Data shown:
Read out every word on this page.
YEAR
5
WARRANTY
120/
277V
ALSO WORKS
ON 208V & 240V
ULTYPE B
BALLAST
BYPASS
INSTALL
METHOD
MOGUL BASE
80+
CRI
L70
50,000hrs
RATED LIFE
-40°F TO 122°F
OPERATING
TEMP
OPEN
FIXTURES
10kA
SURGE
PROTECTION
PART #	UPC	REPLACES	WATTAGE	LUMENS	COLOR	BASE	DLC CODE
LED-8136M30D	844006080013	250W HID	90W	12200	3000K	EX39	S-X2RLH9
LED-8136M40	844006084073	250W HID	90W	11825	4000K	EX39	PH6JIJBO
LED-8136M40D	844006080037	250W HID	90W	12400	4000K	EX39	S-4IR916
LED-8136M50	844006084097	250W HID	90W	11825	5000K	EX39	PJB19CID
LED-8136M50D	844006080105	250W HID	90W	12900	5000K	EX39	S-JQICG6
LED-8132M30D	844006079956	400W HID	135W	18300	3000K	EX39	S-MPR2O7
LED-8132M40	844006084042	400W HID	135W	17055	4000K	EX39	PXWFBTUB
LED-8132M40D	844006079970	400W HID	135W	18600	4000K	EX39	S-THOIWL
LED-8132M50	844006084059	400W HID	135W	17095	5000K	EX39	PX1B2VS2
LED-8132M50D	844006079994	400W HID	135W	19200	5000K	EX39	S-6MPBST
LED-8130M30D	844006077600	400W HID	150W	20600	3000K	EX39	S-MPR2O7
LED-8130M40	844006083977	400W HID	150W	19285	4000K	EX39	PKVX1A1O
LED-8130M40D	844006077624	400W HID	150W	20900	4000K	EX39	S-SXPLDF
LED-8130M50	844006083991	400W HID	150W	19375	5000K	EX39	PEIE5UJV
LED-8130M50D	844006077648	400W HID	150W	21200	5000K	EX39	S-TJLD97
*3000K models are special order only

What is being asked: Copy each line of the records containing the string "BASE".

Written answer:
MOGUL BASE
PART #	UPC	REPLACES	WATTAGE	LUMENS	COLOR	BASE	DLC CODE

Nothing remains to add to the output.